What needs to be done.
Sift the listing for lines that hold the string "siro" and pull them out.

•••

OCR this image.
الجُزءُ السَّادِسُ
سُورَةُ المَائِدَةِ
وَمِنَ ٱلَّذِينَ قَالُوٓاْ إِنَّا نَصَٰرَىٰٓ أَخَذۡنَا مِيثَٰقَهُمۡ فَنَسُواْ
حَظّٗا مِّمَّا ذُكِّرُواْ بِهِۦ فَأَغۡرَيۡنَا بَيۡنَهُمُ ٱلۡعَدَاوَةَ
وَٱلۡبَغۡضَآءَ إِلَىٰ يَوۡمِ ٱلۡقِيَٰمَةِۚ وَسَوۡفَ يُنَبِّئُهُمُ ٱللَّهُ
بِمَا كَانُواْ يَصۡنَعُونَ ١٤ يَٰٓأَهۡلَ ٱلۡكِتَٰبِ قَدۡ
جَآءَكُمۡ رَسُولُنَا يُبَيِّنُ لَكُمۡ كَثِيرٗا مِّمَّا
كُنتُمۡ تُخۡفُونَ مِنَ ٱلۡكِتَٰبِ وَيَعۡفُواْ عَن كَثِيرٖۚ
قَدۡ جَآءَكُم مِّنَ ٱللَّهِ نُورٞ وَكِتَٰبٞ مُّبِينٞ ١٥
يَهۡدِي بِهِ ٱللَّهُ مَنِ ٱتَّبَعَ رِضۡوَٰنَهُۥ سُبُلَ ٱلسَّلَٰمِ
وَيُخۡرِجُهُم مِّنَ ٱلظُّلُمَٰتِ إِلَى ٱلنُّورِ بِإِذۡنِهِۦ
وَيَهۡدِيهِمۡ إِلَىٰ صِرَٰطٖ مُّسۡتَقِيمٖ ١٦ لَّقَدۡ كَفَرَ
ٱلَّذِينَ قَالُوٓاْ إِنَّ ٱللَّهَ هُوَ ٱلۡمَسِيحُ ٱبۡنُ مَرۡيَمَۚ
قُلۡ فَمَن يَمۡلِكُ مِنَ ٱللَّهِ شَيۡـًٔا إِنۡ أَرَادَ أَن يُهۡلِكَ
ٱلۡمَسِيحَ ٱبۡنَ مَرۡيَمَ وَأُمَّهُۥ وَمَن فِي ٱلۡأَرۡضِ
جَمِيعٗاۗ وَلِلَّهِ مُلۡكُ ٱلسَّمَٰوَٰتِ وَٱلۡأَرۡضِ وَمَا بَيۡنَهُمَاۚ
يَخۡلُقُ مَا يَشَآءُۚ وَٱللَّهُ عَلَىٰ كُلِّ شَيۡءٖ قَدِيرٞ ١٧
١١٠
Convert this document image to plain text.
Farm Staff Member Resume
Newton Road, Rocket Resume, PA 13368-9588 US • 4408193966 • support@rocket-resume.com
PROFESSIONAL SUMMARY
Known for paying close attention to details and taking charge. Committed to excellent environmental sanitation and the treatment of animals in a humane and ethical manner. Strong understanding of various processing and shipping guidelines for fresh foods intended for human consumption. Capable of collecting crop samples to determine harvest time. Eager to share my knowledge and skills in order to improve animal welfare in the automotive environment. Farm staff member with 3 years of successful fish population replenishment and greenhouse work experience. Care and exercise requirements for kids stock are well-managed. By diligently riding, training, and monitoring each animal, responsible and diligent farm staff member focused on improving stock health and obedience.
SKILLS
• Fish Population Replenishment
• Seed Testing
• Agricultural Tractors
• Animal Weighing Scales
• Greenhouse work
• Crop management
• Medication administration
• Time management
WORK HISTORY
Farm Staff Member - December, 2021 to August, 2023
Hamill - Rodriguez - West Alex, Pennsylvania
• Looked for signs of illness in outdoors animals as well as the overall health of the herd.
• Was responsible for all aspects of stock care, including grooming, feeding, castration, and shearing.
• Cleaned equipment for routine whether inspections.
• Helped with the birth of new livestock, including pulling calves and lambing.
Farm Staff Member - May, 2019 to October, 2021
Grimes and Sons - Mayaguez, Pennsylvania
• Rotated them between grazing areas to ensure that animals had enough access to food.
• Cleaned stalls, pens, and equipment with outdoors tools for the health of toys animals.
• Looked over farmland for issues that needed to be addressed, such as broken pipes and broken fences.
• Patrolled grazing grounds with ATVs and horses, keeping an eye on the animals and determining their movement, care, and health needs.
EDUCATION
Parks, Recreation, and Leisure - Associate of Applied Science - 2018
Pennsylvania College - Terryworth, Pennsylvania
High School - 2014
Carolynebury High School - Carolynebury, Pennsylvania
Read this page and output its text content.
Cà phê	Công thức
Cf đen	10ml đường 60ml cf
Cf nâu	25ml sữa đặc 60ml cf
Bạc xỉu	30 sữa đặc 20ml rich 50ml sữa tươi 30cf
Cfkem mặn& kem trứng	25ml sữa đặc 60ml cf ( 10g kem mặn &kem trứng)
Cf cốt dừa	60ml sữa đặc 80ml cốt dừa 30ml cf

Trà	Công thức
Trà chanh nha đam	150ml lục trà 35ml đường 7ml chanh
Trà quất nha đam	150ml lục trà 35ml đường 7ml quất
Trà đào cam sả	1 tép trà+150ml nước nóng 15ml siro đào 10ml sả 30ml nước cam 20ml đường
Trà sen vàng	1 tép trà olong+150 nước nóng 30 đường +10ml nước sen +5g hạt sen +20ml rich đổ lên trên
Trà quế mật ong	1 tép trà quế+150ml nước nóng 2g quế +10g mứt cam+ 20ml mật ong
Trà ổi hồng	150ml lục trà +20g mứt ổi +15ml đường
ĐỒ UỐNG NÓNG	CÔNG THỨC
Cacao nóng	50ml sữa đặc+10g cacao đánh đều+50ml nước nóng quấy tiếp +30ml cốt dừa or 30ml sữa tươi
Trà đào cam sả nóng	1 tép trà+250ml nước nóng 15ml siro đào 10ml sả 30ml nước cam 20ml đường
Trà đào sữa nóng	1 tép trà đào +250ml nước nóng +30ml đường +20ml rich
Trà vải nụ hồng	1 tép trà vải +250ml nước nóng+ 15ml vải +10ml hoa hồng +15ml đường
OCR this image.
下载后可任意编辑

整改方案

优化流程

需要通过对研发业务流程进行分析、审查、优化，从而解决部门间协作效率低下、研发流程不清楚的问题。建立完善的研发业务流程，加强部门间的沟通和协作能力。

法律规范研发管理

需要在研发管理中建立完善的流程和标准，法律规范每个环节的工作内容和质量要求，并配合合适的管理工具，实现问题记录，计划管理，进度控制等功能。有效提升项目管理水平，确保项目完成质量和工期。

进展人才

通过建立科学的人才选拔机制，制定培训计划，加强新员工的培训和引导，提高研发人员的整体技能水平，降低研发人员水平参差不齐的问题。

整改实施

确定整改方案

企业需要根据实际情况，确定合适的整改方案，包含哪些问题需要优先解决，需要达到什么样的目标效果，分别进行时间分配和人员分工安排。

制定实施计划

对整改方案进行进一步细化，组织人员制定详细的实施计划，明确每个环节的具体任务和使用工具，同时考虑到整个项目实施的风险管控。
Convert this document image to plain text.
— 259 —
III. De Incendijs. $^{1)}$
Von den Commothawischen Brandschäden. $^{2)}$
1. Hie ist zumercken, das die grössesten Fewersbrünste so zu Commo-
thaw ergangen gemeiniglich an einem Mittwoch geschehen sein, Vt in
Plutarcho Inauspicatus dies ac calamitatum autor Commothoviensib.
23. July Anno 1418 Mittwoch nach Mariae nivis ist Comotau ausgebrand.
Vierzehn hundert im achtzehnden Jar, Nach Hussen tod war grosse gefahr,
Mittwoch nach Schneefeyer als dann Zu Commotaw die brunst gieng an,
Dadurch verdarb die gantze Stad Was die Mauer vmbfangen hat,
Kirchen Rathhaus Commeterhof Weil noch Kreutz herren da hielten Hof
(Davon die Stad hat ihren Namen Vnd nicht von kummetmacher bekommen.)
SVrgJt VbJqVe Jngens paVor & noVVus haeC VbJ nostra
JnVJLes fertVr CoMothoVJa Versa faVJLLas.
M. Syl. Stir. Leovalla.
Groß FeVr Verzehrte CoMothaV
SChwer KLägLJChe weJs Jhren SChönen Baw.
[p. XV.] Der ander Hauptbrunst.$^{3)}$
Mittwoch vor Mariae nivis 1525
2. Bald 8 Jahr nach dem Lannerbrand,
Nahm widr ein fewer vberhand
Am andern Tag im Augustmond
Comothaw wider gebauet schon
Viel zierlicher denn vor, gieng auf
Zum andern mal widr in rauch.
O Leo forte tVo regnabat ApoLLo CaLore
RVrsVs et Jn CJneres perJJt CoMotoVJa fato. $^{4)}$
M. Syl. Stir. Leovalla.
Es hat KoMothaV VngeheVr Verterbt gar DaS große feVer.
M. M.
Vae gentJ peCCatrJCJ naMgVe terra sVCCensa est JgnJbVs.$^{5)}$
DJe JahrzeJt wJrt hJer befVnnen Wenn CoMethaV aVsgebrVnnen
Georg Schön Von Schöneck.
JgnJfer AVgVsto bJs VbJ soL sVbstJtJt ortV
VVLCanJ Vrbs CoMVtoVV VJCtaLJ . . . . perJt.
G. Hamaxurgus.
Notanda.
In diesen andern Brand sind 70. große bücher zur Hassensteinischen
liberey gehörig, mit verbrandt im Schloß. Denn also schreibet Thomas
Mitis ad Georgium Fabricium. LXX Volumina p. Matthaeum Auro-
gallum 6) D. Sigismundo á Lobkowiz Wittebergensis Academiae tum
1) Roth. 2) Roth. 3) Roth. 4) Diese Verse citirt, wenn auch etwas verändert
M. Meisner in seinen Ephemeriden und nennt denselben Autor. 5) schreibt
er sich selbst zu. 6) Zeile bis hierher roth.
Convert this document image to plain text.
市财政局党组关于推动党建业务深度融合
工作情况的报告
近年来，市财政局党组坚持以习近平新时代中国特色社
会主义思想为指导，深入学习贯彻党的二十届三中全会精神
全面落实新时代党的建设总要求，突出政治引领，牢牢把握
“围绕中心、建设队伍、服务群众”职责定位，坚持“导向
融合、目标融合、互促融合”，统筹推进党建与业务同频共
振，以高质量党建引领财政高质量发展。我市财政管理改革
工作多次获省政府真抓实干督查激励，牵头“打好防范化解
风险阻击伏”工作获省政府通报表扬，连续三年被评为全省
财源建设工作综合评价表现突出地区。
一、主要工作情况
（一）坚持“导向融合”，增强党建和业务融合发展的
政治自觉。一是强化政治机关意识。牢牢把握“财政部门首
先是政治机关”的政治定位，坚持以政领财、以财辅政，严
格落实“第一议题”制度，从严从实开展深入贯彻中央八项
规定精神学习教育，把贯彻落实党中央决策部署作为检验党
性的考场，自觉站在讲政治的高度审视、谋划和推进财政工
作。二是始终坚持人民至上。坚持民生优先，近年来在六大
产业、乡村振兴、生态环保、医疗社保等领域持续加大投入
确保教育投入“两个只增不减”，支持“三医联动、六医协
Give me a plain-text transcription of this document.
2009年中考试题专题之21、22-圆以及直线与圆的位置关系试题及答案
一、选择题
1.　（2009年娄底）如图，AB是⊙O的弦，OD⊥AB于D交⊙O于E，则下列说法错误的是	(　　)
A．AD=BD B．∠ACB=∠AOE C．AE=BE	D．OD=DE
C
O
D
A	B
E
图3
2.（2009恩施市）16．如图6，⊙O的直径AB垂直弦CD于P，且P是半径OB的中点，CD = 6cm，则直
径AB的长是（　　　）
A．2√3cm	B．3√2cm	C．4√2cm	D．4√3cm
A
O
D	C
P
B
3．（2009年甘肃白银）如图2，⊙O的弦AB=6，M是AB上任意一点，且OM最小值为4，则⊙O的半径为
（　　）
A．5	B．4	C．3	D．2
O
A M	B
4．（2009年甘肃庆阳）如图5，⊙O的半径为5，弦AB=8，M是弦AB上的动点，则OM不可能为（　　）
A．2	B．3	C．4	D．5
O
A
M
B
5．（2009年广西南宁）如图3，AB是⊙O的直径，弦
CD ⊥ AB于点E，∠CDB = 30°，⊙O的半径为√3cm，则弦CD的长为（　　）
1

•••

Exercise response.
Trà đào cam sả	1 tép trà+150ml nước nóng 15ml siro đào 10ml sả 30ml nước cam 20ml đường
Trà đào cam sả nóng	1 tép trà+250ml nước nóng 15ml siro đào 10ml sả 30ml nước cam 20ml đường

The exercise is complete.